::: Information given

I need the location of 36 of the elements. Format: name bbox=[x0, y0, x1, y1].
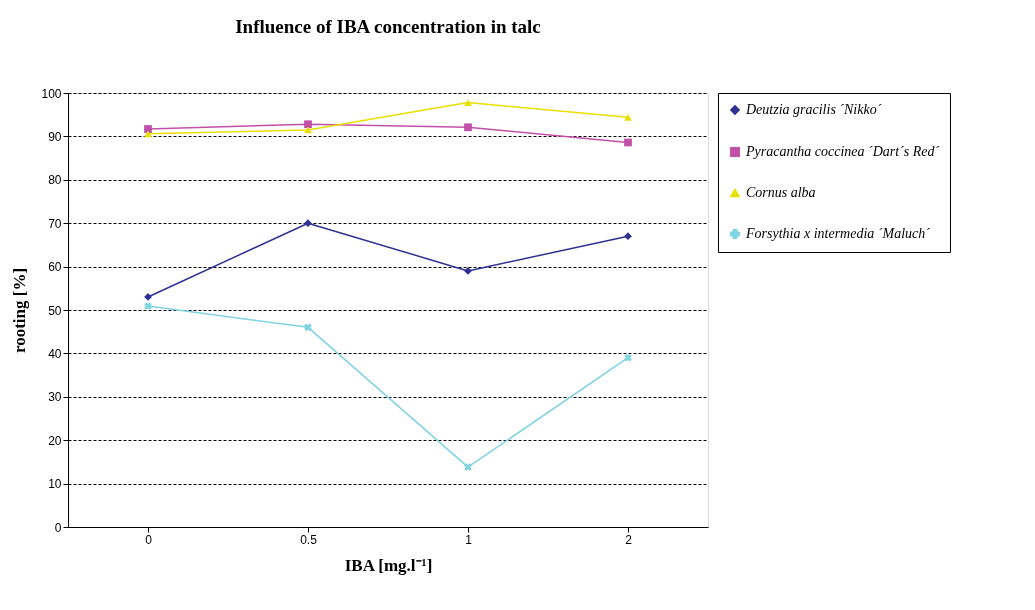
y-tick-label: 70 bbox=[48, 216, 62, 231]
y-tick-label: 50 bbox=[48, 303, 62, 318]
chart-title: Influence of IBA concentration in talc bbox=[235, 16, 541, 37]
y-tick-label: 20 bbox=[48, 433, 62, 448]
y-tick-label: 90 bbox=[48, 129, 62, 144]
y-tick-label: 0 bbox=[54, 520, 62, 535]
y-tick-label: 100 bbox=[41, 86, 62, 101]
x-tick-label: 1 bbox=[465, 532, 473, 547]
x-tick-label: 2 bbox=[625, 532, 633, 547]
legend-label: Pyracantha coccinea ´Dart´s Red´ bbox=[745, 144, 940, 159]
point bbox=[464, 463, 472, 471]
point bbox=[624, 232, 632, 241]
y-tick-label: 30 bbox=[48, 390, 62, 405]
y-tick-label: 80 bbox=[48, 173, 62, 188]
point bbox=[304, 219, 312, 228]
point bbox=[464, 99, 472, 106]
point bbox=[464, 123, 472, 132]
y-axis-title: rooting [%] bbox=[10, 267, 30, 354]
x-axis-title: IBA [mg.l⁻¹] bbox=[344, 555, 433, 575]
legend-label: Cornus alba bbox=[746, 185, 816, 200]
legend-label: Deutzia gracilis ´Nikko´ bbox=[745, 102, 882, 117]
point bbox=[624, 353, 632, 362]
point bbox=[144, 302, 152, 310]
x-tick-label: 0 bbox=[145, 532, 153, 547]
x-tick-label: 0.5 bbox=[300, 532, 318, 547]
point bbox=[304, 120, 312, 129]
point bbox=[144, 125, 152, 133]
y-tick-label: 40 bbox=[48, 346, 62, 361]
y-tick-label: 10 bbox=[48, 477, 62, 492]
point bbox=[144, 130, 152, 138]
point bbox=[624, 113, 632, 121]
point bbox=[304, 323, 312, 332]
legend-label: Forsythia x intermedia ´Maluch´ bbox=[745, 226, 931, 241]
point bbox=[304, 126, 312, 134]
point bbox=[624, 138, 632, 147]
y-tick-label: 60 bbox=[48, 260, 62, 275]
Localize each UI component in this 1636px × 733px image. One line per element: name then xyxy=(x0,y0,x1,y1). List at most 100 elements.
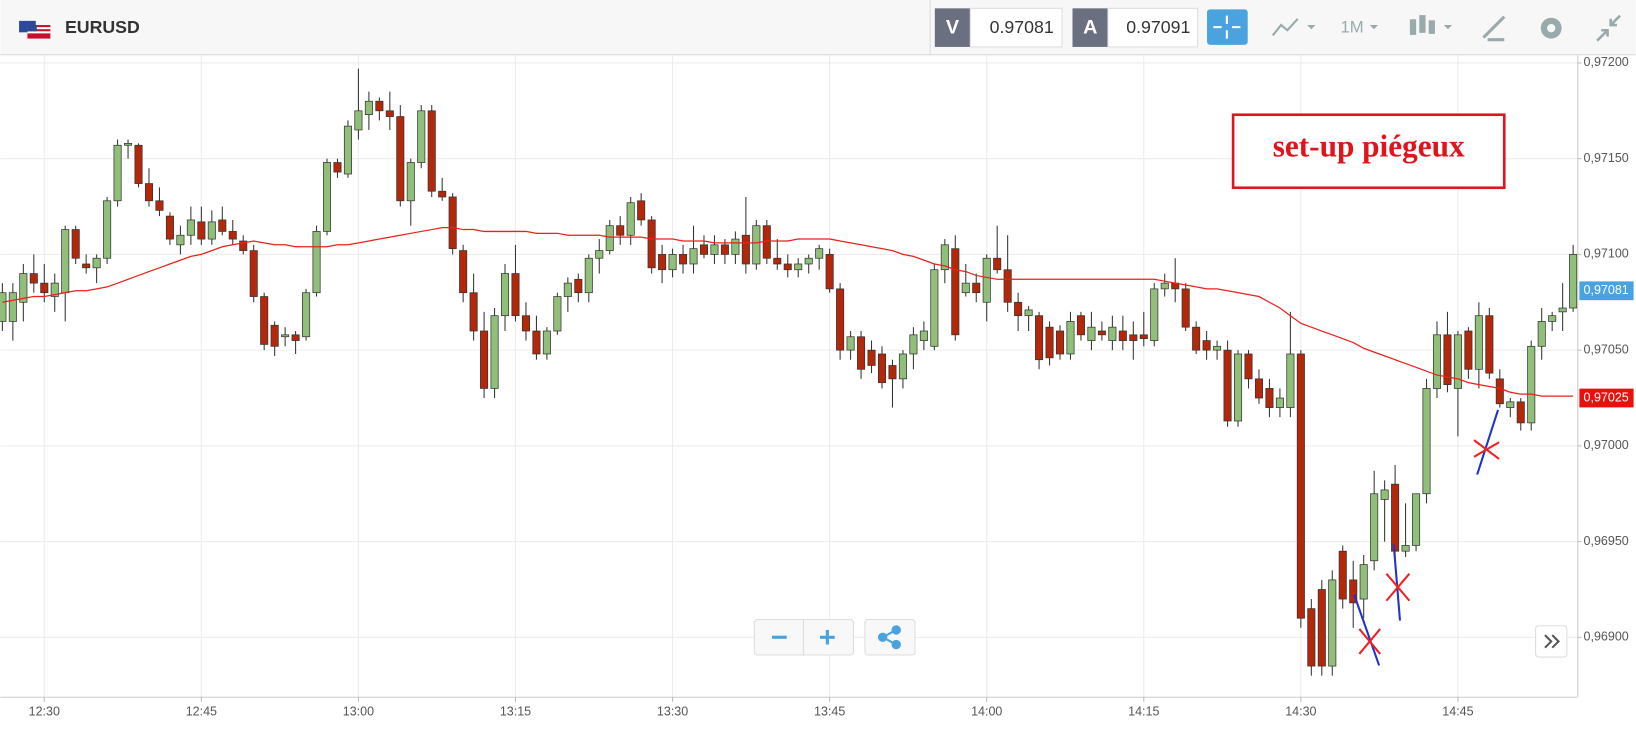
candle-body xyxy=(1066,321,1075,355)
candle-body xyxy=(1432,334,1442,389)
collapse-button[interactable] xyxy=(1596,14,1621,42)
candle-body xyxy=(951,248,960,336)
price-marker xyxy=(1579,388,1634,408)
candle-body xyxy=(1296,353,1305,619)
candle-body xyxy=(940,244,949,271)
moving-average xyxy=(2,226,1574,397)
candle-body xyxy=(595,250,604,259)
candle-body xyxy=(877,353,887,384)
candle-body xyxy=(29,273,38,284)
candle-body xyxy=(1338,550,1347,600)
candle-body xyxy=(1087,326,1096,341)
candle-body xyxy=(1495,378,1504,405)
candle-body xyxy=(92,257,101,269)
candle-body xyxy=(113,144,122,202)
candle-body xyxy=(343,125,352,175)
candle-body xyxy=(1045,326,1054,359)
scroll-right-button[interactable] xyxy=(1535,625,1568,658)
ask-label: A xyxy=(1083,16,1097,38)
candle-body xyxy=(1118,330,1127,341)
candle-body xyxy=(1485,315,1494,374)
crosshair-button[interactable] xyxy=(1207,9,1248,45)
candle-body xyxy=(553,296,562,332)
candle-body xyxy=(783,263,792,271)
candle-body xyxy=(19,273,28,303)
candles-button[interactable] xyxy=(1409,15,1453,35)
candle-body xyxy=(605,225,614,251)
candle-body xyxy=(710,244,719,255)
candle-body xyxy=(1569,254,1578,309)
candle-body xyxy=(291,334,300,341)
candle-body xyxy=(1139,334,1148,340)
candle-body xyxy=(898,353,907,380)
candle-body xyxy=(61,229,70,294)
candle-body xyxy=(0,292,7,322)
candle-body xyxy=(1150,288,1159,341)
candle-body xyxy=(867,349,876,366)
candle-body xyxy=(658,254,667,271)
draw-button[interactable] xyxy=(1482,15,1506,42)
candle-body xyxy=(741,234,750,265)
flag-icon xyxy=(19,20,51,39)
y-tick-label: 0,97150 xyxy=(1584,151,1629,165)
zoom-in-button[interactable] xyxy=(820,629,835,645)
candle-body xyxy=(375,100,384,112)
ask-box xyxy=(1107,7,1199,48)
candle-body xyxy=(417,110,426,163)
candle-body xyxy=(1370,493,1379,562)
y-tick-label: 0,97200 xyxy=(1584,55,1629,69)
candle-body xyxy=(103,200,112,259)
ask-badge xyxy=(1072,8,1108,47)
candle-body xyxy=(1506,401,1515,408)
candle-body xyxy=(1464,330,1473,370)
candle-body xyxy=(1317,589,1326,667)
candle-body xyxy=(448,196,457,250)
candle-body xyxy=(333,162,342,173)
chart-type-button[interactable] xyxy=(1271,18,1316,37)
candle-body xyxy=(574,278,583,294)
candle-body xyxy=(794,263,803,271)
candle-body xyxy=(1244,353,1253,380)
candle-body xyxy=(239,240,248,251)
candle-body xyxy=(50,282,59,297)
candle-body xyxy=(846,336,855,351)
candle-body xyxy=(155,200,164,211)
candle-body xyxy=(616,225,625,236)
candle-body xyxy=(563,282,572,297)
candle-body xyxy=(1181,288,1190,328)
settings-button[interactable] xyxy=(1540,17,1562,39)
x-tick-label: 13:15 xyxy=(500,705,531,719)
candle-body xyxy=(857,336,866,370)
candle-body xyxy=(124,142,133,146)
share-button[interactable] xyxy=(877,625,901,650)
candle-body xyxy=(197,221,206,240)
candle-body xyxy=(364,100,373,115)
candle-body xyxy=(281,334,290,338)
candle-body xyxy=(144,183,154,202)
candle-body xyxy=(8,292,17,322)
timeframe-button[interactable]: 1M xyxy=(1341,18,1379,37)
candle-body xyxy=(1527,345,1536,424)
x-tick-label: 14:00 xyxy=(971,705,1002,719)
candle-body xyxy=(1055,330,1065,355)
candle-body xyxy=(1286,353,1295,408)
divider xyxy=(929,0,931,55)
x-tick-label: 12:45 xyxy=(186,705,217,719)
candle-body xyxy=(637,200,646,221)
timeframe[interactable]: 1M xyxy=(1341,18,1364,37)
candle-body xyxy=(40,282,49,294)
candle-body xyxy=(165,215,174,240)
candle-body xyxy=(982,257,991,303)
candle-body xyxy=(1014,301,1023,317)
bid-box xyxy=(969,7,1063,48)
candle-body xyxy=(1537,321,1546,347)
candle-body xyxy=(1202,340,1211,351)
candle-body xyxy=(689,248,698,265)
candle-body xyxy=(993,257,1002,271)
x-tick-label: 12:30 xyxy=(29,705,60,719)
candle-body xyxy=(207,221,216,240)
candle-body xyxy=(1108,326,1117,341)
candle-body xyxy=(385,110,394,117)
candle-body xyxy=(459,250,468,294)
candle-body xyxy=(1349,579,1358,604)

::::::

● Direction:
Rewrite the lines of the listing starting at the line containing "y-tick-label: 70 bbox=[48, 216, 62, 231]" and ending at the line containing "y-tick-label: 0 bbox=[54, 520, 62, 535]", replacing "talc" with "powder" and leaving everything else unchanged. Give only those lines.

● The output:
y-tick-label: 70 bbox=[48, 216, 62, 231]
y-tick-label: 50 bbox=[48, 303, 62, 318]
chart-title: Influence of IBA concentration in powder bbox=[235, 16, 541, 37]
y-tick-label: 20 bbox=[48, 433, 62, 448]
y-tick-label: 90 bbox=[48, 129, 62, 144]
y-tick-label: 0 bbox=[54, 520, 62, 535]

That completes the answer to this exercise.